WHAT YOU SHOULD DO: Print out each entry below exactly, please.

■ ■ ■ ■ ■ ■ ■

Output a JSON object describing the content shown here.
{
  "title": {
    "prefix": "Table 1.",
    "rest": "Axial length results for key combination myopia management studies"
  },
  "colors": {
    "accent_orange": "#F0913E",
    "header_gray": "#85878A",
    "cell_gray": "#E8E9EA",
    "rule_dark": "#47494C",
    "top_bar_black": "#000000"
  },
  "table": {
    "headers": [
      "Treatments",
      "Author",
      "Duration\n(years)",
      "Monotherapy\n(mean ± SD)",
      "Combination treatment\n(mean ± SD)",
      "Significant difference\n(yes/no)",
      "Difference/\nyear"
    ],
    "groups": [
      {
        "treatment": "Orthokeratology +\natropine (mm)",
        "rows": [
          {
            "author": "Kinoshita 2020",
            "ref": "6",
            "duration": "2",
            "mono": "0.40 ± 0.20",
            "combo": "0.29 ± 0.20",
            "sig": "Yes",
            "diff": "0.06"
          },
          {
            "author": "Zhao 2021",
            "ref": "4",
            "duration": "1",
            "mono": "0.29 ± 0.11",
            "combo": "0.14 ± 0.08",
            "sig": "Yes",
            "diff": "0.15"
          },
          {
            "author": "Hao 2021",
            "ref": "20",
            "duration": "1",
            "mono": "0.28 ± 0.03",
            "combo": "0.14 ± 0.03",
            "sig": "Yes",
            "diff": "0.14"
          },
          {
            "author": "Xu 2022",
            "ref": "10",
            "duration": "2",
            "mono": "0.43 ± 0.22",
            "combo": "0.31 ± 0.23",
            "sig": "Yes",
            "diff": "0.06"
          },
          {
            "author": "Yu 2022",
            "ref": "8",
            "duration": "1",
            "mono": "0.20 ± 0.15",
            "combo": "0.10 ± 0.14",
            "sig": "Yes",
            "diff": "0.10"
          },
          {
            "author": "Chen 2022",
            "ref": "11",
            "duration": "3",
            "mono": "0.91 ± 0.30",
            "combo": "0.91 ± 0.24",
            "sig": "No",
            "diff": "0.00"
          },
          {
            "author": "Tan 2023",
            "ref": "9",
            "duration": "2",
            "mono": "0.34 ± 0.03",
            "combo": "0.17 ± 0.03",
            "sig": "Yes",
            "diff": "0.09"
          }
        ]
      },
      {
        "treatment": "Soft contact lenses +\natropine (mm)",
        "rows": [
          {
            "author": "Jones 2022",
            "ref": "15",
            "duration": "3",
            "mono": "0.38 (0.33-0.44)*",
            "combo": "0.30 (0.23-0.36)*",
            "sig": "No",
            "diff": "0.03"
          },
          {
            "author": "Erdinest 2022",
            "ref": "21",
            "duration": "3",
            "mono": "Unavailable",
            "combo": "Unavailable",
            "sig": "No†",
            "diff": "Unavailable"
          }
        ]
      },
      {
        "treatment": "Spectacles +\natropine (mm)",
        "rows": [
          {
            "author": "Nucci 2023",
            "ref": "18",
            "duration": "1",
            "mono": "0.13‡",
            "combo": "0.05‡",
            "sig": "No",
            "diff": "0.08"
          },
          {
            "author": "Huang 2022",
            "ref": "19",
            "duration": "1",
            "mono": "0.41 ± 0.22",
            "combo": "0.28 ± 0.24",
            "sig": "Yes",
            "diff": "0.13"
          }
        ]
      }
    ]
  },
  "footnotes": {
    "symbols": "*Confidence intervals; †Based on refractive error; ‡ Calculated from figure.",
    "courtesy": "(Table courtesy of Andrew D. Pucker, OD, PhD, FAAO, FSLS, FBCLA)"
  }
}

■ ■ ■ ■ ■ ■ ■

OUTPUT:
Output a JSON object describing the content shown here.
{
  "title": {
    "prefix": "Table 1.",
    "rest": "Axial length results for key combination myopia management studies"
  },
  "colors": {
    "accent_orange": "#F0913E",
    "header_gray": "#85878A",
    "cell_gray": "#E8E9EA",
    "rule_dark": "#47494C",
    "top_bar_black": "#000000"
  },
  "table": {
    "headers": [
      "Treatments",
      "Author",
      "Duration\n(years)",
      "Monotherapy\n(mean ± SD)",
      "Combination treatment\n(mean ± SD)",
      "Significant difference\n(yes/no)",
      "Difference/\nyear"
    ],
    "groups": [
      {
        "treatment": "Orthokeratology +\natropine (mm)",
        "rows": [
          {
            "author": "Kinoshita 2020",
            "ref": "6",
            "duration": "2",
            "mono": "0.40 ± 0.20",
            "combo": "0.29 ± 0.20",
            "sig": "Yes",
            "diff": "0.06"
          },
          {
            "author": "Zhao 2021",
            "ref": "4",
            "duration": "1",
            "mono": "0.29 ± 0.11",
            "combo": "0.14 ± 0.08",
            "sig": "Yes",
            "diff": "0.15"
          },
          {
            "author": "Hao 2021",
            "ref": "20",
            "duration": "1",
            "mono": "0.28 ± 0.03",
            "combo": "0.14 ± 0.03",
            "sig": "Yes",
            "diff": "0.14"
          },
          {
            "author": "Xu 2022",
            "ref": "10",
            "duration": "2",
            "mono": "0.43 ± 0.22",
            "combo": "0.31 ± 0.23",
            "sig": "Yes",
            "diff": "0.06"
          },
          {
            "author": "Yu 2022",
            "ref": "8",
            "duration": "1",
            "mono": "0.20 ± 0.15",
            "combo": "0.10 ± 0.14",
            "sig": "Yes",
            "diff": "0.10"
          },
          {
            "author": "Chen 2022",
            "ref": "11",
            "duration": "3",
            "mono": "0.91 ± 0.30",
            "combo": "0.91 ± 0.24",
            "sig": "No",
            "diff": "0.00"
          },
          {
            "author": "Tan 2023",
            "ref": "9",
            "duration": "2",
            "mono": "0.34 ± 0.03",
            "combo": "0.17 ± 0.03",
            "sig": "Yes",
            "diff": "0.09"
          }
        ]
      },
      {
        "treatment": "Soft contact lenses +\natropine (mm)",
        "rows": [
          {
            "author": "Jones 2022",
            "ref": "15",
            "duration": "3",
            "mono": "0.38 (0.33-0.44)*",
            "combo": "0.30 (0.23-0.36)*",
            "sig": "No",
            "diff": "0.03"
          },
          {
            "author": "Erdinest 2022",
            "ref": "21",
            "duration": "3",
            "mono": "Unavailable",
            "combo": "Unavailable",
            "sig": "No†",
            "diff": "Unavailable"
          }
        ]
      },
      {
        "treatment": "Spectacles +\natropine (mm)",
        "rows": [
          {
            "author": "Nucci 2023",
            "ref": "18",
            "duration": "1",
            "mono": "0.13‡",
            "combo": "0.05‡",
            "sig": "No",
            "diff": "0.08"
          },
          {
            "author": "Huang 2022",
            "ref": "19",
            "duration": "1",
            "mono": "0.41 ± 0.22",
            "combo": "0.28 ± 0.24",
            "sig": "Yes",
            "diff": "0.13"
          }
        ]
      }
    ]
  },
  "footnotes": {
    "symbols": "*Confidence intervals; †Based on refractive error; ‡ Calculated from figure.",
    "courtesy": "(Table courtesy of Andrew D. Pucker, OD, PhD, FAAO, FSLS, FBCLA)"
  }
}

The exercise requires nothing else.